— start RECORDS SHOWN —
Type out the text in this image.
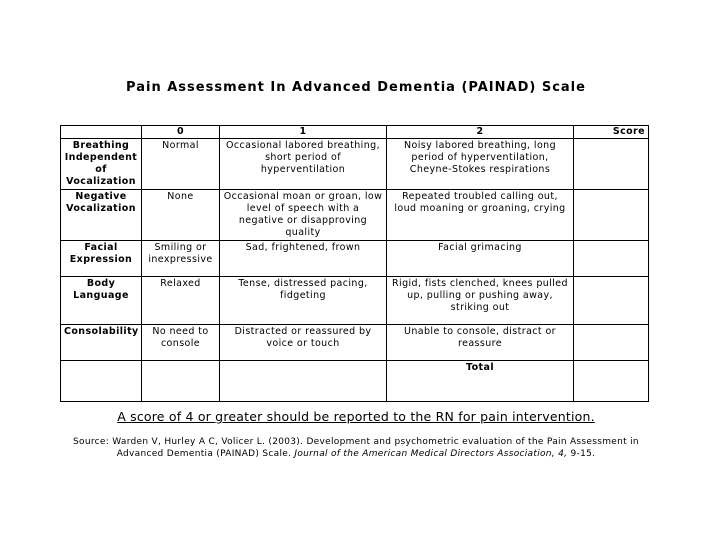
Pain Assessment In Advanced Dementia (PAINAD) Scale
	0	1	2	Score
Breathing Independent of Vocalization	Normal	Occasional labored breathing, short period of hyperventilation	Noisy labored breathing, long period of hyperventilation, Cheyne-Stokes respirations	
Negative Vocalization	None	Occasional moan or groan, low level of speech with a negative or disapproving quality	Repeated troubled calling out, loud moaning or groaning, crying	
Facial Expression	Smiling or inexpressive	Sad, frightened, frown	Facial grimacing	
Body Language	Relaxed	Tense, distressed pacing, fidgeting	Rigid, fists clenched, knees pulled up, pulling or pushing away, striking out	
Consolability	No need to console	Distracted or reassured by voice or touch	Unable to console, distract or reassure	
			Total	
A score of 4 or greater should be reported to the RN for pain intervention.
Source: Warden V, Hurley A C, Volicer L. (2003). Development and psychometric evaluation of the Pain Assessment in Advanced Dementia (PAINAD) Scale. Journal of the American Medical Directors Association, 4, 9-15.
— end RECORDS SHOWN —
In the records above, find each line that holds the word "Assessment"; copy all such lines.

Pain Assessment In Advanced Dementia (PAINAD) Scale
Source: Warden V, Hurley A C, Volicer L. (2003). Development and psychometric evaluation of the Pain Assessment in Advanced Dementia (PAINAD) Scale. Journal of the American Medical Directors Association, 4, 9-15.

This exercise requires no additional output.